### Instructions to follow
Reproduce all of the data below without alteration; exclude every picture.
####
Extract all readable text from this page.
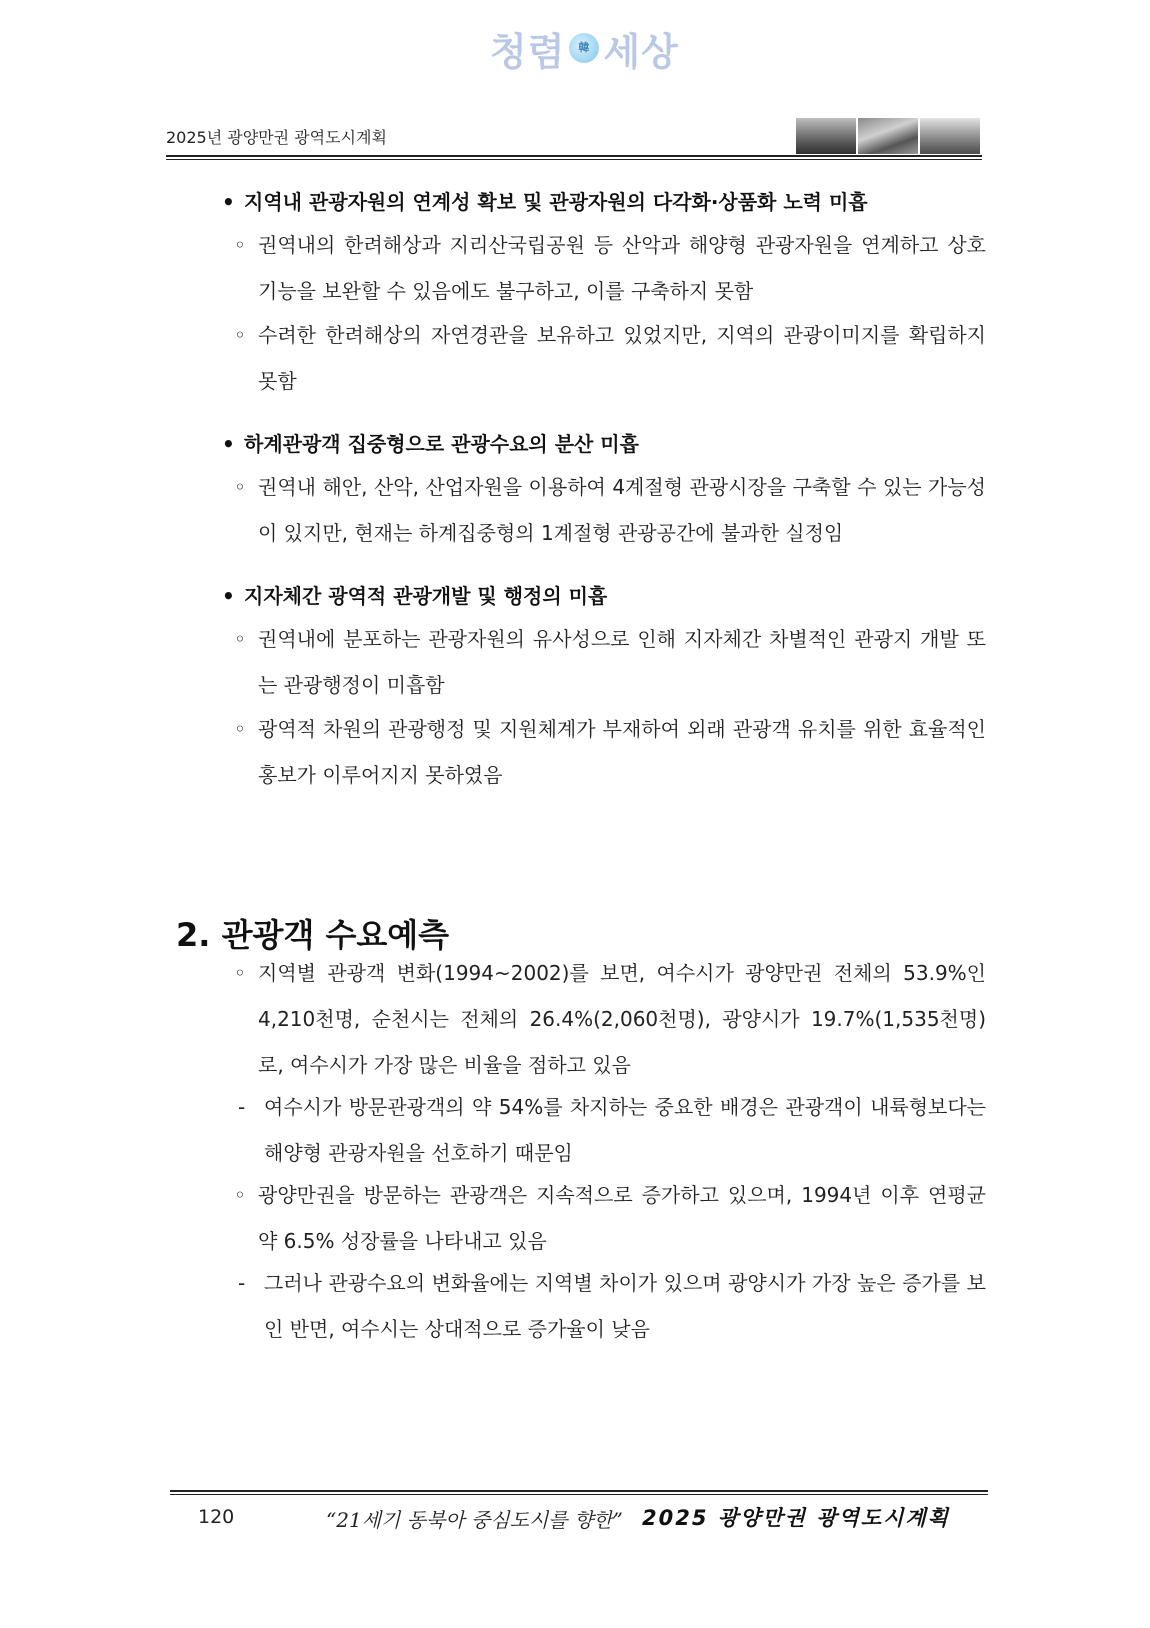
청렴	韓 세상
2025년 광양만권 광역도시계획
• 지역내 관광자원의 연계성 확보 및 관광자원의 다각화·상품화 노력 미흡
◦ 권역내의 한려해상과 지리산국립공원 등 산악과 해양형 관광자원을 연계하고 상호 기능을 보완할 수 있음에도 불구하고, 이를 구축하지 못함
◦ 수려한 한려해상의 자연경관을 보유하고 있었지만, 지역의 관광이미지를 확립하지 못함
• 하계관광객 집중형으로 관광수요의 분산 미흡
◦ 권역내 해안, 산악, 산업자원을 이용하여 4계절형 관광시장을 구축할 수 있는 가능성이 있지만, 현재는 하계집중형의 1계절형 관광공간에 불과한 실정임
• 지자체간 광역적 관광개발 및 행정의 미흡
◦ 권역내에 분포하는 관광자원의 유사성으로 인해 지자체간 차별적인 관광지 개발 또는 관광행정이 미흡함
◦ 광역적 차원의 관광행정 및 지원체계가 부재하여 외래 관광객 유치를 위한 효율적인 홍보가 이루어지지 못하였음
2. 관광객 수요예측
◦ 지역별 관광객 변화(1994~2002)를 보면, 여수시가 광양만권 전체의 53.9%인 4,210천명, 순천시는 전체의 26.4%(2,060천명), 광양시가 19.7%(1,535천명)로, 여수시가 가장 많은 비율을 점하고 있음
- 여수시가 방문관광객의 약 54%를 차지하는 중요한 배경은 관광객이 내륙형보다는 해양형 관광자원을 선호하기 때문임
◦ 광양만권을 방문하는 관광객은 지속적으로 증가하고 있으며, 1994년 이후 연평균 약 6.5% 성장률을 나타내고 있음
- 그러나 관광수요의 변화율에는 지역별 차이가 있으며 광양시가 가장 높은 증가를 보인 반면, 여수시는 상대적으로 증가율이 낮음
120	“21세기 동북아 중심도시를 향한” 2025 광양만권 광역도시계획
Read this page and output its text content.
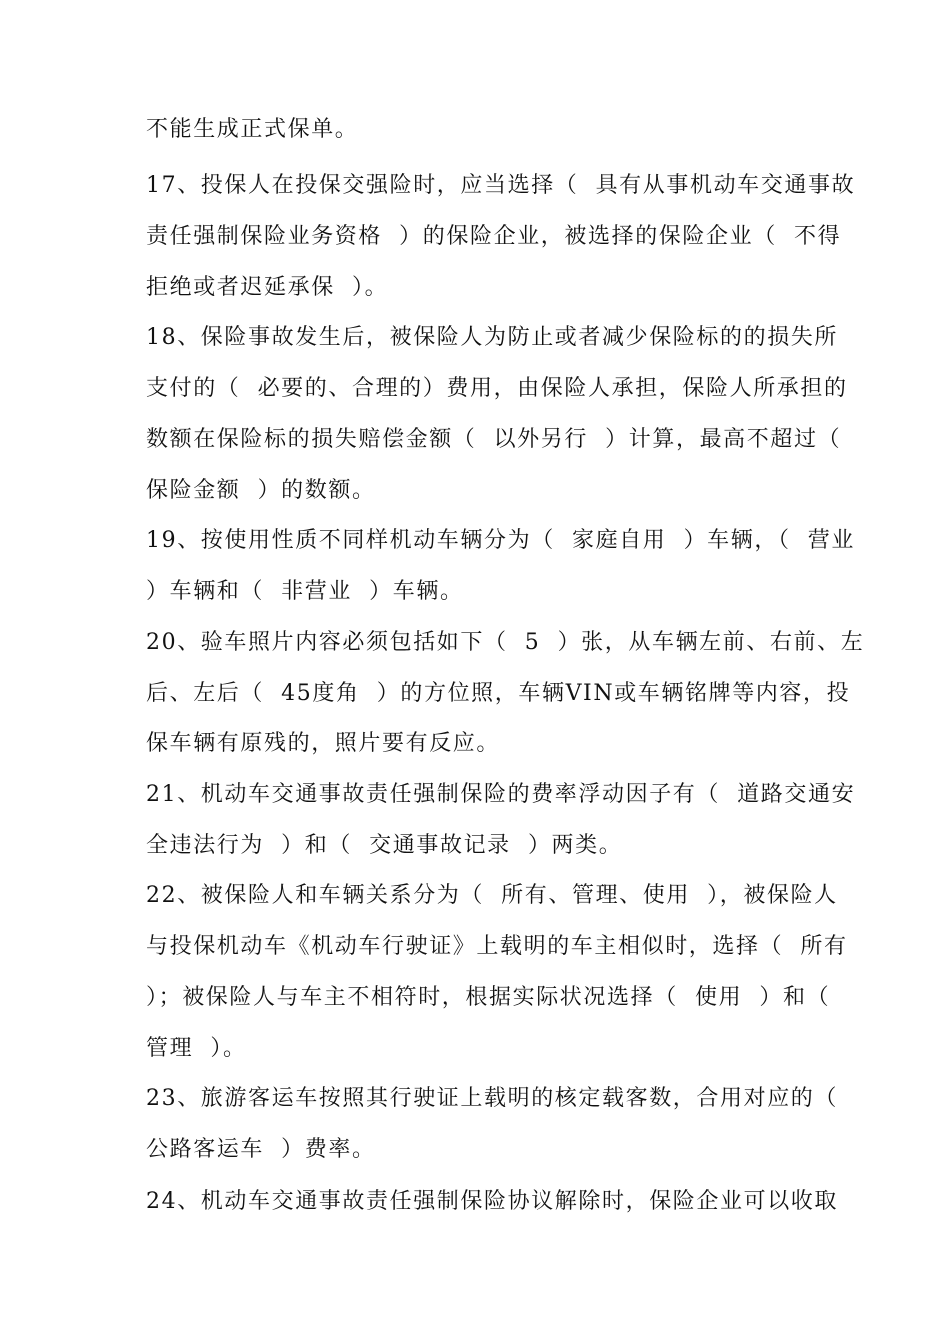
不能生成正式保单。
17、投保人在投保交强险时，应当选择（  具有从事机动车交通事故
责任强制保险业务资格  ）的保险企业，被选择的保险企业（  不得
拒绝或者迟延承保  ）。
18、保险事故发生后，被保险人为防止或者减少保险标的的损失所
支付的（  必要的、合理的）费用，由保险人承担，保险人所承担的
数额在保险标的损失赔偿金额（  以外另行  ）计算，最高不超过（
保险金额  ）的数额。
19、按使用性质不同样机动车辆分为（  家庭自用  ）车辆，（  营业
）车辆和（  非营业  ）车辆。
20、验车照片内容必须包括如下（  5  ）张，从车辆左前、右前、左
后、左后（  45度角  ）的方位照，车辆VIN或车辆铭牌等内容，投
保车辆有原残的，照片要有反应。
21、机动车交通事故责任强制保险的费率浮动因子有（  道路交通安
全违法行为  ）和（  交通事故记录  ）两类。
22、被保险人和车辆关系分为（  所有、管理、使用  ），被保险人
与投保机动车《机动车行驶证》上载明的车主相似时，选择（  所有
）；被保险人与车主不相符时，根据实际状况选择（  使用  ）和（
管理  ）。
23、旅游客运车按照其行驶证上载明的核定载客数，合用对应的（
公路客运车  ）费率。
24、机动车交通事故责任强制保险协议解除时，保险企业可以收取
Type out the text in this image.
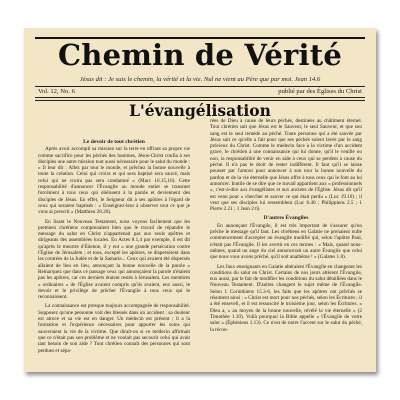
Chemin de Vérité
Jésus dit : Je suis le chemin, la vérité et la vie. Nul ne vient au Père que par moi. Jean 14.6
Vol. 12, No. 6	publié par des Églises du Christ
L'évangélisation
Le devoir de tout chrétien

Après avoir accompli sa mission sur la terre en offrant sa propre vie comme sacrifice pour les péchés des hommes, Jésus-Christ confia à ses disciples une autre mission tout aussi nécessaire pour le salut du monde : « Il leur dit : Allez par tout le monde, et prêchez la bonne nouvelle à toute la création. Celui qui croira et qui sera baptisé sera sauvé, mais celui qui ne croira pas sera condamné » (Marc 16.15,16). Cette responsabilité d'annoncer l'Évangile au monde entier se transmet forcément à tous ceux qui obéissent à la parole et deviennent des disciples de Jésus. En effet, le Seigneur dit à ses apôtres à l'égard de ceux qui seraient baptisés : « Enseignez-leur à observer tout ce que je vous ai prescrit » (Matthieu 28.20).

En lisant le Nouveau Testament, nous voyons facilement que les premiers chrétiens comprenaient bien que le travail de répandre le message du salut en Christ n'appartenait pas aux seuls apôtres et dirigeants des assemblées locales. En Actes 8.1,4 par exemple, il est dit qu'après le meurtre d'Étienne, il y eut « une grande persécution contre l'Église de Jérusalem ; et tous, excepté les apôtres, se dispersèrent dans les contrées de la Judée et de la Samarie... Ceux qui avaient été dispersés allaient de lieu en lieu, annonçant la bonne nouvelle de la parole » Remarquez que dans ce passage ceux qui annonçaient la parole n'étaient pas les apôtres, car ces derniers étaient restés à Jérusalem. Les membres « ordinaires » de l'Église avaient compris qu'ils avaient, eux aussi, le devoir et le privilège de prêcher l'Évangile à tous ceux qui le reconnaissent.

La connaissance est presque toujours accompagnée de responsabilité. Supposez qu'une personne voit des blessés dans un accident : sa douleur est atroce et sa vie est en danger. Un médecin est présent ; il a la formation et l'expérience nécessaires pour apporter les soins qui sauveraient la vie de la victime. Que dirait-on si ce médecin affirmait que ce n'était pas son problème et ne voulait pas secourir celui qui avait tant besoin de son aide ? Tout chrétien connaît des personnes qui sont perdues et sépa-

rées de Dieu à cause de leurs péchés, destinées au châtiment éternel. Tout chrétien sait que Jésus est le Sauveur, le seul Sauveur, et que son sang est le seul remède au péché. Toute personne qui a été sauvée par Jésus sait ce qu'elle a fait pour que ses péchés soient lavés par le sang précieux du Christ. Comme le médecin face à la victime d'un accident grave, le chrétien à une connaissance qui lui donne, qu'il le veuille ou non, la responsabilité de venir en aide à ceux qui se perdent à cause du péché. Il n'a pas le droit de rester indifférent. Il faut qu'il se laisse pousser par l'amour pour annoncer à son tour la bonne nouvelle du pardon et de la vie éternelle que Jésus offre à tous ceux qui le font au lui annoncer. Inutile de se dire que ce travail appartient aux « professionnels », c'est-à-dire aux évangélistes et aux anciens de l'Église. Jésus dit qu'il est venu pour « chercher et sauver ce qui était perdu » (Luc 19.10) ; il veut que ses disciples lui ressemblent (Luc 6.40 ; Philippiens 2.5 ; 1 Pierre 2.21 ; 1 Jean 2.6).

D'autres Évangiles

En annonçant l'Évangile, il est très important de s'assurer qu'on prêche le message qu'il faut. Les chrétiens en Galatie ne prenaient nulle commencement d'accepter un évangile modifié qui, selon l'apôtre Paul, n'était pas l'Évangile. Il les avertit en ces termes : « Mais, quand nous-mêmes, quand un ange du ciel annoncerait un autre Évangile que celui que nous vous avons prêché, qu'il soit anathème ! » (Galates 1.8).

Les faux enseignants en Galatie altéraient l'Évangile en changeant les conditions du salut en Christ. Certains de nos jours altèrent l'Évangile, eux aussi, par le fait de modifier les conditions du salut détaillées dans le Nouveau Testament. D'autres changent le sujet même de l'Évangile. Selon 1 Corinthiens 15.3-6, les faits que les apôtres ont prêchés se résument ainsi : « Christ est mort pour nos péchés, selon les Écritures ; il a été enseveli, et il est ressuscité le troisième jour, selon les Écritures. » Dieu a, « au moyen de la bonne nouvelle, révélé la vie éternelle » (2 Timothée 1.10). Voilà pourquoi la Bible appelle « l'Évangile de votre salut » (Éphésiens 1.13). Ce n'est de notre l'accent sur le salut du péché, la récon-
####
### Reply to the exercise
Extract all readable text from this page.
청렴	韓 세상
2025년 광양만권 광역도시계획
• 지역내 관광자원의 연계성 확보 및 관광자원의 다각화·상품화 노력 미흡
◦ 권역내의 한려해상과 지리산국립공원 등 산악과 해양형 관광자원을 연계하고 상호 기능을 보완할 수 있음에도 불구하고, 이를 구축하지 못함
◦ 수려한 한려해상의 자연경관을 보유하고 있었지만, 지역의 관광이미지를 확립하지 못함
• 하계관광객 집중형으로 관광수요의 분산 미흡
◦ 권역내 해안, 산악, 산업자원을 이용하여 4계절형 관광시장을 구축할 수 있는 가능성이 있지만, 현재는 하계집중형의 1계절형 관광공간에 불과한 실정임
• 지자체간 광역적 관광개발 및 행정의 미흡
◦ 권역내에 분포하는 관광자원의 유사성으로 인해 지자체간 차별적인 관광지 개발 또는 관광행정이 미흡함
◦ 광역적 차원의 관광행정 및 지원체계가 부재하여 외래 관광객 유치를 위한 효율적인 홍보가 이루어지지 못하였음
2. 관광객 수요예측
◦ 지역별 관광객 변화(1994~2002)를 보면, 여수시가 광양만권 전체의 53.9%인 4,210천명, 순천시는 전체의 26.4%(2,060천명), 광양시가 19.7%(1,535천명)로, 여수시가 가장 많은 비율을 점하고 있음
- 여수시가 방문관광객의 약 54%를 차지하는 중요한 배경은 관광객이 내륙형보다는 해양형 관광자원을 선호하기 때문임
◦ 광양만권을 방문하는 관광객은 지속적으로 증가하고 있으며, 1994년 이후 연평균 약 6.5% 성장률을 나타내고 있음
- 그러나 관광수요의 변화율에는 지역별 차이가 있으며 광양시가 가장 높은 증가를 보인 반면, 여수시는 상대적으로 증가율이 낮음
120	“21세기 동북아 중심도시를 향한” 2025 광양만권 광역도시계획
Read this page and output its text content.
不能生成正式保单。
17、投保人在投保交强险时，应当选择（  具有从事机动车交通事故
责任强制保险业务资格  ）的保险企业，被选择的保险企业（  不得
拒绝或者迟延承保  ）。
18、保险事故发生后，被保险人为防止或者减少保险标的的损失所
支付的（  必要的、合理的）费用，由保险人承担，保险人所承担的
数额在保险标的损失赔偿金额（  以外另行  ）计算，最高不超过（
保险金额  ）的数额。
19、按使用性质不同样机动车辆分为（  家庭自用  ）车辆，（  营业
）车辆和（  非营业  ）车辆。
20、验车照片内容必须包括如下（  5  ）张，从车辆左前、右前、左
后、左后（  45度角  ）的方位照，车辆VIN或车辆铭牌等内容，投
保车辆有原残的，照片要有反应。
21、机动车交通事故责任强制保险的费率浮动因子有（  道路交通安
全违法行为  ）和（  交通事故记录  ）两类。
22、被保险人和车辆关系分为（  所有、管理、使用  ），被保险人
与投保机动车《机动车行驶证》上载明的车主相似时，选择（  所有
）；被保险人与车主不相符时，根据实际状况选择（  使用  ）和（
管理  ）。
23、旅游客运车按照其行驶证上载明的核定载客数，合用对应的（
公路客运车  ）费率。
24、机动车交通事故责任强制保险协议解除时，保险企业可以收取
Type out the text in this image.
Chemin de Vérité
Jésus dit : Je suis le chemin, la vérité et la vie. Nul ne vient au Père que par moi. Jean 14.6
Vol. 12, No. 6	publié par des Églises du Christ
L'évangélisation
Le devoir de tout chrétien

Après avoir accompli sa mission sur la terre en offrant sa propre vie comme sacrifice pour les péchés des hommes, Jésus-Christ confia à ses disciples une autre mission tout aussi nécessaire pour le salut du monde : « Il leur dit : Allez par tout le monde, et prêchez la bonne nouvelle à toute la création. Celui qui croira et qui sera baptisé sera sauvé, mais celui qui ne croira pas sera condamné » (Marc 16.15,16). Cette responsabilité d'annoncer l'Évangile au monde entier se transmet forcément à tous ceux qui obéissent à la parole et deviennent des disciples de Jésus. En effet, le Seigneur dit à ses apôtres à l'égard de ceux qui seraient baptisés : « Enseignez-leur à observer tout ce que je vous ai prescrit » (Matthieu 28.20).

En lisant le Nouveau Testament, nous voyons facilement que les premiers chrétiens comprenaient bien que le travail de répandre le message du salut en Christ n'appartenait pas aux seuls apôtres et dirigeants des assemblées locales. En Actes 8.1,4 par exemple, il est dit qu'après le meurtre d'Étienne, il y eut « une grande persécution contre l'Église de Jérusalem ; et tous, excepté les apôtres, se dispersèrent dans les contrées de la Judée et de la Samarie... Ceux qui avaient été dispersés allaient de lieu en lieu, annonçant la bonne nouvelle de la parole » Remarquez que dans ce passage ceux qui annonçaient la parole n'étaient pas les apôtres, car ces derniers étaient restés à Jérusalem. Les membres « ordinaires » de l'Église avaient compris qu'ils avaient, eux aussi, le devoir et le privilège de prêcher l'Évangile à tous ceux qui le reconnaissent.

La connaissance est presque toujours accompagnée de responsabilité. Supposez qu'une personne voit des blessés dans un accident : sa douleur est atroce et sa vie est en danger. Un médecin est présent ; il a la formation et l'expérience nécessaires pour apporter les soins qui sauveraient la vie de la victime. Que dirait-on si ce médecin affirmait que ce n'était pas son problème et ne voulait pas secourir celui qui avait tant besoin de son aide ? Tout chrétien connaît des personnes qui sont perdues et sépa-

rées de Dieu à cause de leurs péchés, destinées au châtiment éternel. Tout chrétien sait que Jésus est le Sauveur, le seul Sauveur, et que son sang est le seul remède au péché. Toute personne qui a été sauvée par Jésus sait ce qu'elle a fait pour que ses péchés soient lavés par le sang précieux du Christ. Comme le médecin face à la victime d'un accident grave, le chrétien à une connaissance qui lui donne, qu'il le veuille ou non, la responsabilité de venir en aide à ceux qui se perdent à cause du péché. Il n'a pas le droit de rester indifférent. Il faut qu'il se laisse pousser par l'amour pour annoncer à son tour la bonne nouvelle du pardon et de la vie éternelle que Jésus offre à tous ceux qui le font au lui annoncer. Inutile de se dire que ce travail appartient aux « professionnels », c'est-à-dire aux évangélistes et aux anciens de l'Église. Jésus dit qu'il est venu pour « chercher et sauver ce qui était perdu » (Luc 19.10) ; il veut que ses disciples lui ressemblent (Luc 6.40 ; Philippiens 2.5 ; 1 Pierre 2.21 ; 1 Jean 2.6).

D'autres Évangiles

En annonçant l'Évangile, il est très important de s'assurer qu'on prêche le message qu'il faut. Les chrétiens en Galatie ne prenaient nulle commencement d'accepter un évangile modifié qui, selon l'apôtre Paul, n'était pas l'Évangile. Il les avertit en ces termes : « Mais, quand nous-mêmes, quand un ange du ciel annoncerait un autre Évangile que celui que nous vous avons prêché, qu'il soit anathème ! » (Galates 1.8).

Les faux enseignants en Galatie altéraient l'Évangile en changeant les conditions du salut en Christ. Certains de nos jours altèrent l'Évangile, eux aussi, par le fait de modifier les conditions du salut détaillées dans le Nouveau Testament. D'autres changent le sujet même de l'Évangile. Selon 1 Corinthiens 15.3-6, les faits que les apôtres ont prêchés se résument ainsi : « Christ est mort pour nos péchés, selon les Écritures ; il a été enseveli, et il est ressuscité le troisième jour, selon les Écritures. » Dieu a, « au moyen de la bonne nouvelle, révélé la vie éternelle » (2 Timothée 1.10). Voilà pourquoi la Bible appelle « l'Évangile de votre salut » (Éphésiens 1.13). Ce n'est de notre l'accent sur le salut du péché, la récon-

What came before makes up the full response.